Your objective: Return all lines from the listing below in which the string "indien" occurs.

(Stored records)
--- --- ---

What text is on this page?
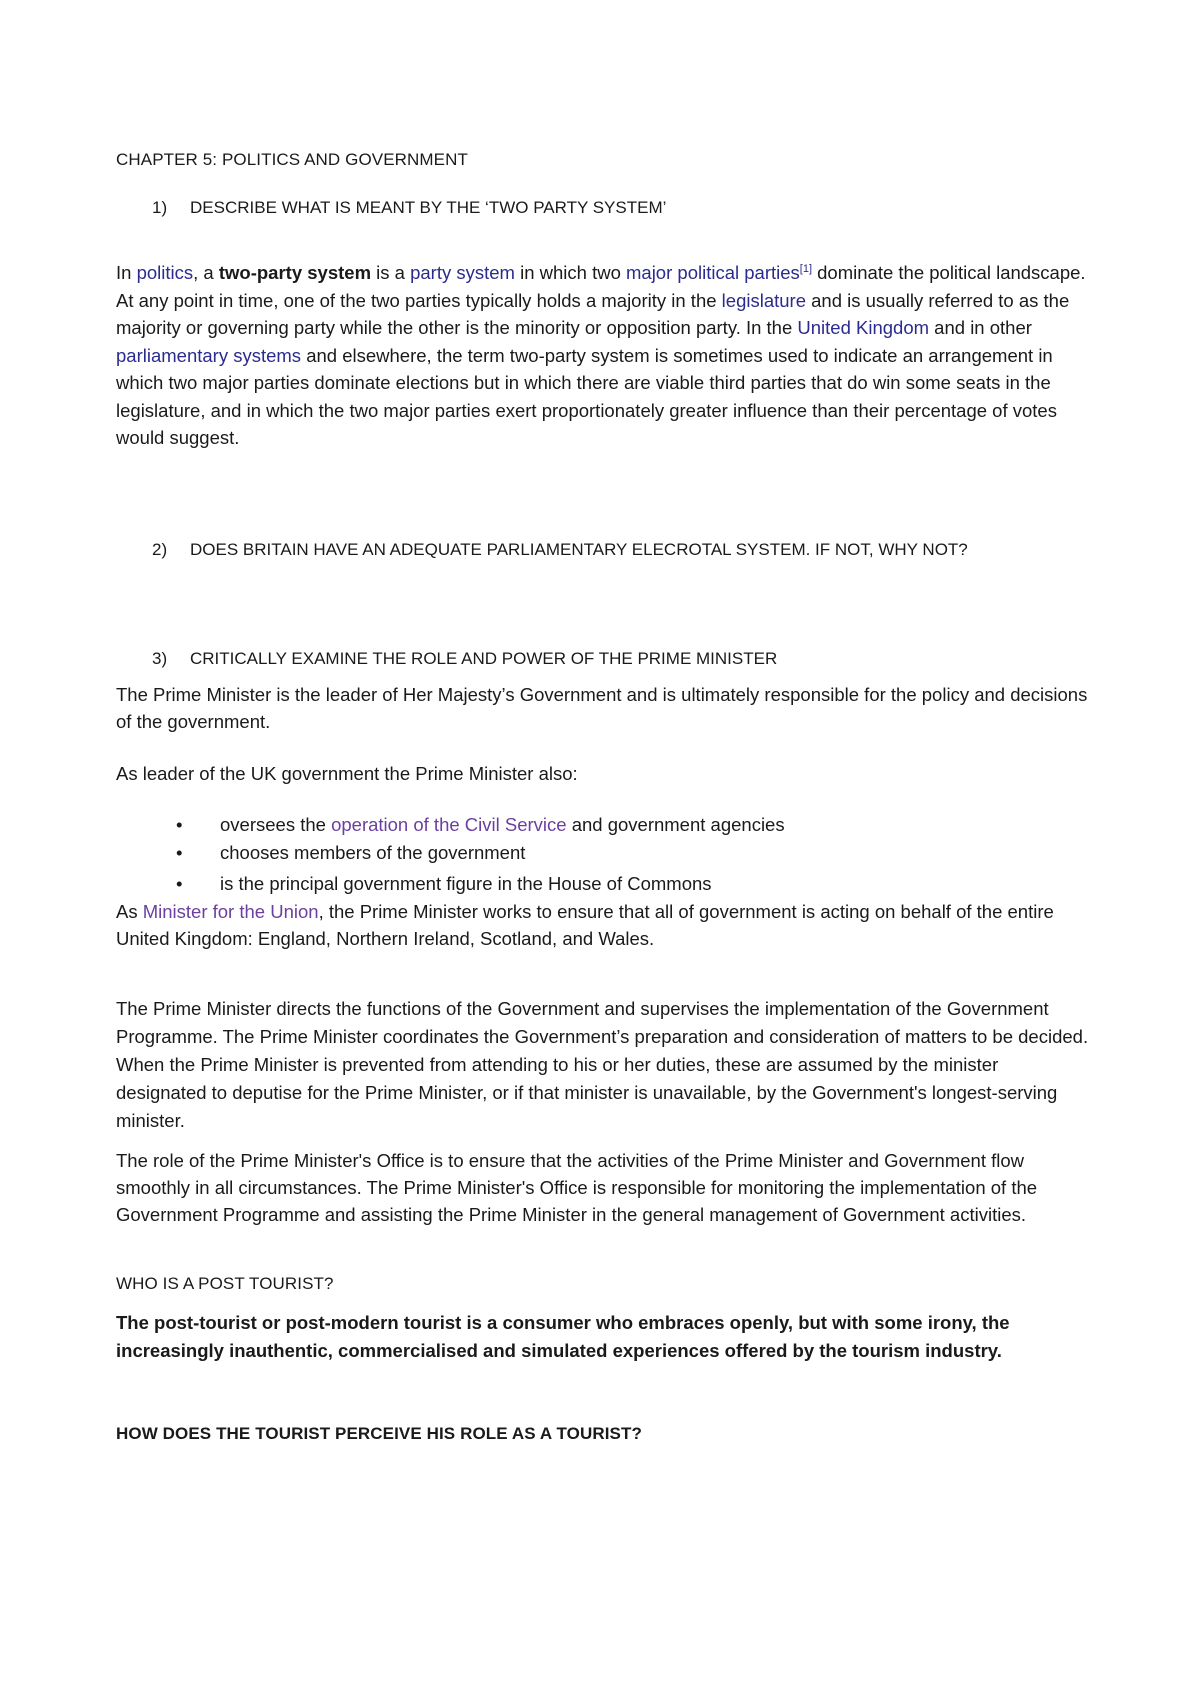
CHAPTER 5: POLITICS AND GOVERNMENT

1)	DESCRIBE WHAT IS MEANT BY THE ‘TWO PARTY SYSTEM’

In politics, a two-party system is a party system in which two major political parties[1] dominate the political landscape. At any point in time, one of the two parties typically holds a majority in the legislature and is usually referred to as the majority or governing party while the other is the minority or opposition party. In the United Kingdom and in other parliamentary systems and elsewhere, the term two-party system is sometimes used to indicate an arrangement in which two major parties dominate elections but in which there are viable third parties that do win some seats in the legislature, and in which the two major parties exert proportionately greater influence than their percentage of votes would suggest.

2)	DOES BRITAIN HAVE AN ADEQUATE PARLIAMENTARY ELECROTAL SYSTEM. IF NOT, WHY NOT?
3)	CRITICALLY EXAMINE THE ROLE AND POWER OF THE PRIME MINISTER

The Prime Minister is the leader of Her Majesty’s Government and is ultimately responsible for the policy and decisions of the government.

As leader of the UK government the Prime Minister also:

• oversees the operation of the Civil Service and government agencies
• chooses members of the government
• is the principal government figure in the House of Commons

As Minister for the Union, the Prime Minister works to ensure that all of government is acting on behalf of the entire United Kingdom: England, Northern Ireland, Scotland, and Wales.

The Prime Minister directs the functions of the Government and supervises the implementation of the Government Programme. The Prime Minister coordinates the Government’s preparation and consideration of matters to be decided. When the Prime Minister is prevented from attending to his or her duties, these are assumed by the minister designated to deputise for the Prime Minister, or if that minister is unavailable, by the Government's longest-serving minister.

The role of the Prime Minister's Office is to ensure that the activities of the Prime Minister and Government flow smoothly in all circumstances. The Prime Minister's Office is responsible for monitoring the implementation of the Government Programme and assisting the Prime Minister in the general management of Government activities.

WHO IS A POST TOURIST?

The post-tourist or post-modern tourist is a consumer who embraces openly, but with some irony, the increasingly inauthentic, commercialised and simulated experiences offered by the tourism industry.

HOW DOES THE TOURIST PERCEIVE HIS ROLE AS A TOURIST?
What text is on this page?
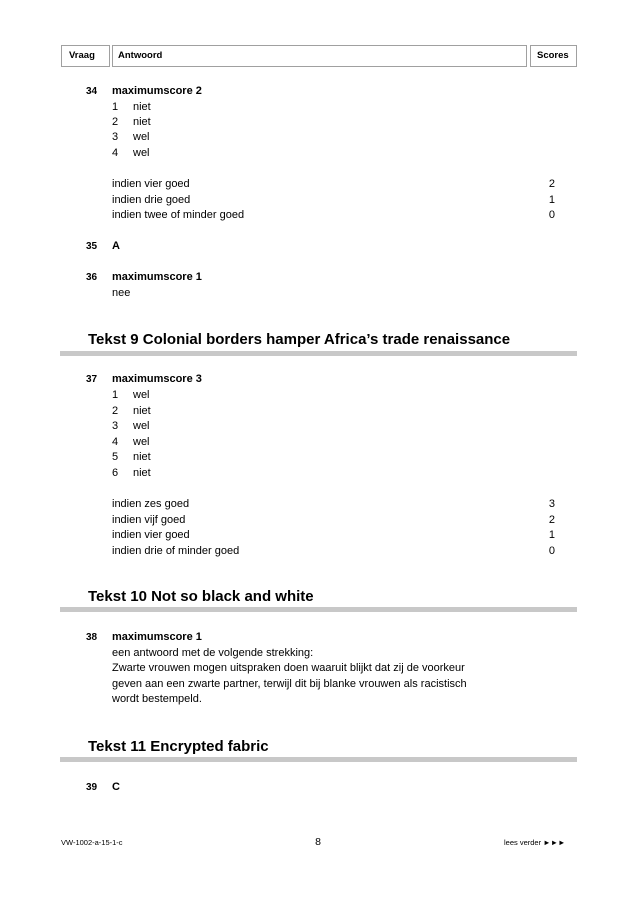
Vraag	Antwoord	Scores
34 maximumscore 2
1 niet
2 niet
3 wel
4 wel
indien vier goed	2
indien drie goed	1
indien twee of minder goed	0
35 A
36 maximumscore 1
nee
Tekst 9 Colonial borders hamper Africa’s trade renaissance
37 maximumscore 3
1 wel
2 niet
3 wel
4 wel
5 niet
6 niet
indien zes goed	3
indien vijf goed	2
indien vier goed	1
indien drie of minder goed	0
Tekst 10 Not so black and white
38 maximumscore 1
een antwoord met de volgende strekking:
Zwarte vrouwen mogen uitspraken doen waaruit blijkt dat zij de voorkeur
geven aan een zwarte partner, terwijl dit bij blanke vrouwen als racistisch
wordt bestempeld.
Tekst 11 Encrypted fabric
39 C
VW-1002-a-15-1-c	8	lees verder ►►►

--- --- ---

Result of the task:
indien vier goed	2
indien drie goed	1
indien twee of minder goed	0
indien zes goed	3
indien vijf goed	2
indien vier goed	1
indien drie of minder goed	0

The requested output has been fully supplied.